Task details — Collect every line that includes the string "Gebr".

The data —
-- -- --

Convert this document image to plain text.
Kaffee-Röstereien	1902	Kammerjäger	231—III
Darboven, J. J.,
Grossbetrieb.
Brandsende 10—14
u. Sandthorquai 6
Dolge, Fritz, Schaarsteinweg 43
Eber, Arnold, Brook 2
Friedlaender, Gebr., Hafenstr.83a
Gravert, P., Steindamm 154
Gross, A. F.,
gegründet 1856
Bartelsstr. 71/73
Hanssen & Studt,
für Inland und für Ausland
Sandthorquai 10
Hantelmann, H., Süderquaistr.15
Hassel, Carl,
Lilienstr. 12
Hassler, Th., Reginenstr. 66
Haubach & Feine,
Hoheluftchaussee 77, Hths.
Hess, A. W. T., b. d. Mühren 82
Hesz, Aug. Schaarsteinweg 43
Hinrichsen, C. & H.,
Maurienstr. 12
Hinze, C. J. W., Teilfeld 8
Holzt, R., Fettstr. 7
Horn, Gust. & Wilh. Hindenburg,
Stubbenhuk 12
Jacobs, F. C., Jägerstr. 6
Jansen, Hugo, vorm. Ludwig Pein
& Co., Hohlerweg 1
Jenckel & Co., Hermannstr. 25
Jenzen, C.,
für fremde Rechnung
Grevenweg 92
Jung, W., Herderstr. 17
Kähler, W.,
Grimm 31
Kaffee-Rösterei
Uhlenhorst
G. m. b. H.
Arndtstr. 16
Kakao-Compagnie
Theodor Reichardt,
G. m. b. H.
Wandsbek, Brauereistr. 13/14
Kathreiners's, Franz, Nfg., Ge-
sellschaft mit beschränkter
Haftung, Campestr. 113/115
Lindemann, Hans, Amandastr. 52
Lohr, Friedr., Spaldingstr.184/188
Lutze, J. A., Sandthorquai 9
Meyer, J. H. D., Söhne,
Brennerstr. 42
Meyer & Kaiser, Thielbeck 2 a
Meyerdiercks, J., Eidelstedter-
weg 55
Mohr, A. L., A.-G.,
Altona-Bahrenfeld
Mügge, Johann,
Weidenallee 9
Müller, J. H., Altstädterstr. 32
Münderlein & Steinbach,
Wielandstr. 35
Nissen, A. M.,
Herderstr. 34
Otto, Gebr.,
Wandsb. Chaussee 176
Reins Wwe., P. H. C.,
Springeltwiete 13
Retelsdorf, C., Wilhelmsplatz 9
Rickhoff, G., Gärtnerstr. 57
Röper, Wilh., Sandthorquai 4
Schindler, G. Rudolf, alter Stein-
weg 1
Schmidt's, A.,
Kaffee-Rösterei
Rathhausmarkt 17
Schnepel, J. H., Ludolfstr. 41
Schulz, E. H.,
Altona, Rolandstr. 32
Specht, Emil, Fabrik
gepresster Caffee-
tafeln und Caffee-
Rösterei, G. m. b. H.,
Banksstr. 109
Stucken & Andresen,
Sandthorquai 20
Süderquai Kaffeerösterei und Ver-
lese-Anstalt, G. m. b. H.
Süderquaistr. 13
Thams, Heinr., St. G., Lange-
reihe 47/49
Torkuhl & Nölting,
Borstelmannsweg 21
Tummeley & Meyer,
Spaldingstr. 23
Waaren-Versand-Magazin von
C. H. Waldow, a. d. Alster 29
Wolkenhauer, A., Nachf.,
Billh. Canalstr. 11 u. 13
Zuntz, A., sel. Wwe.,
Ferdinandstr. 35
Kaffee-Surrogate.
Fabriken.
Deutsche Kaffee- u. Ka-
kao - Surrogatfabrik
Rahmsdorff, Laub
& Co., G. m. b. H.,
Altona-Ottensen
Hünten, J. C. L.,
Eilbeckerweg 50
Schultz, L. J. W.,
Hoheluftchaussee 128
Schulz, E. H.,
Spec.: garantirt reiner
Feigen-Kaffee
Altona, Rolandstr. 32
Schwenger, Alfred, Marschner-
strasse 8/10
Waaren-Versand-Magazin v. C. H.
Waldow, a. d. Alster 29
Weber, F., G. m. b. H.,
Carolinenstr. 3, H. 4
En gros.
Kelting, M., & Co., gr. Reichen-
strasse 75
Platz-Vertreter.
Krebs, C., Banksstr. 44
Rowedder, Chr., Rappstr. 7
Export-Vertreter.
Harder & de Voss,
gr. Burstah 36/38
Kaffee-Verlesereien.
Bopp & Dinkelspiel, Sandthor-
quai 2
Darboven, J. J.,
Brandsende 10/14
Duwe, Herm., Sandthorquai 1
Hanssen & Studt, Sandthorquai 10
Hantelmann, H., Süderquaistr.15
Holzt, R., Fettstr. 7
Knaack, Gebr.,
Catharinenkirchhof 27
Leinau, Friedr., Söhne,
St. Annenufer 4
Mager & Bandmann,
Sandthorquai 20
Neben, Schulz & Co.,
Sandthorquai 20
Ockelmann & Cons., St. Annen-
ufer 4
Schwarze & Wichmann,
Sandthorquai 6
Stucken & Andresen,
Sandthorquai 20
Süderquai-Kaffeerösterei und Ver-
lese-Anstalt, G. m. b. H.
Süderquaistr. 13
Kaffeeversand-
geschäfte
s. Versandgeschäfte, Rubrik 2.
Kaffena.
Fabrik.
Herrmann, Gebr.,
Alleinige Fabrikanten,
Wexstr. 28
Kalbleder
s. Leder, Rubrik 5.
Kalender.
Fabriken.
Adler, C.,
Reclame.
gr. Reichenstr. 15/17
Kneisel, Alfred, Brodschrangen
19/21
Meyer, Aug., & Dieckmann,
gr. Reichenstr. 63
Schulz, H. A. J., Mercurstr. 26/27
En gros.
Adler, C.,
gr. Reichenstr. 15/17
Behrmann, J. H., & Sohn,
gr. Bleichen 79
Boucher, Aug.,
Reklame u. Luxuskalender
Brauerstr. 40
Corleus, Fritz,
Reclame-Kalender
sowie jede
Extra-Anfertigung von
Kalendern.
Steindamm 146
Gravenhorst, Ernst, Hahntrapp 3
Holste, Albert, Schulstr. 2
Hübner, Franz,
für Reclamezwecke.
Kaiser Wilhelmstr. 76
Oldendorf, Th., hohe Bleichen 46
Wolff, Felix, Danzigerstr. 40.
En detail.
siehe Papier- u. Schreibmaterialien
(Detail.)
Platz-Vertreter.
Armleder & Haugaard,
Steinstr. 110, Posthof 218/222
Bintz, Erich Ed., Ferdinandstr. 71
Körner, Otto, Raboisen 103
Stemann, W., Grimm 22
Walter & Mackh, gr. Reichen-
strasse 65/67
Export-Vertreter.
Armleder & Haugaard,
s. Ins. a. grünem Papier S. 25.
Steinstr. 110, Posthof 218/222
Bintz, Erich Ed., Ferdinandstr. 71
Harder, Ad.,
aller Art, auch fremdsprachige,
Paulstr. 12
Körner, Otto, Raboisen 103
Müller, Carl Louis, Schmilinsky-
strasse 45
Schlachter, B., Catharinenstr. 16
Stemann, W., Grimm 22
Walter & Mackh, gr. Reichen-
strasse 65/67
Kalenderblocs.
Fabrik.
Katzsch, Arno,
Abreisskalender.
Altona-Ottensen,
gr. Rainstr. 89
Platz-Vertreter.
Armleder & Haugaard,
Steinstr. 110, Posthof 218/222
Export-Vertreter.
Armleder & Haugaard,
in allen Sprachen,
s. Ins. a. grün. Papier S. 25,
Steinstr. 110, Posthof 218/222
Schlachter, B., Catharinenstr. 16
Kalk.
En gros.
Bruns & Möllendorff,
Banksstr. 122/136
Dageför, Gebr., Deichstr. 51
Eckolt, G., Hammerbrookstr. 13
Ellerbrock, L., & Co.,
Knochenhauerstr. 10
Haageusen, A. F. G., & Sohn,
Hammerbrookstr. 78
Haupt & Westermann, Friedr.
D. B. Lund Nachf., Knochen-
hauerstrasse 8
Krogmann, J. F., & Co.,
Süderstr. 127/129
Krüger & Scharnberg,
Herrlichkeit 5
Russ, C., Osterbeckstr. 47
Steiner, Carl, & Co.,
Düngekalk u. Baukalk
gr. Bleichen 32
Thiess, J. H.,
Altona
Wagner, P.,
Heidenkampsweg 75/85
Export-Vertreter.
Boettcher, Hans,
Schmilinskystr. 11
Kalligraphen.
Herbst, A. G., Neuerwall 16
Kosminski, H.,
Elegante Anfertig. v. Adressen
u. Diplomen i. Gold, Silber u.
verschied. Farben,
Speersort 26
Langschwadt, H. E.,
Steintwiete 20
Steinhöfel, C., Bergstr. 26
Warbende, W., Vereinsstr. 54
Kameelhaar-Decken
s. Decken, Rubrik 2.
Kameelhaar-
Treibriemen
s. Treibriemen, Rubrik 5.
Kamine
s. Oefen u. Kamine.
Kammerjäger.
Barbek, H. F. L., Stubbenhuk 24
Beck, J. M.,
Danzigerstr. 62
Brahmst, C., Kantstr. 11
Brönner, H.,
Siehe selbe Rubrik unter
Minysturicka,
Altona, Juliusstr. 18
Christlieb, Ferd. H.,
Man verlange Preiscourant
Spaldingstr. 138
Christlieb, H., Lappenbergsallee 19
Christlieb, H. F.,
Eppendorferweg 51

-- -- --

Written answer —
Friedlaender, Gebr., Hafenstr.83a
Otto, Gebr.,
Knaack, Gebr.,
Herrmann, Gebr.,
Dageför, Gebr., Deichstr. 51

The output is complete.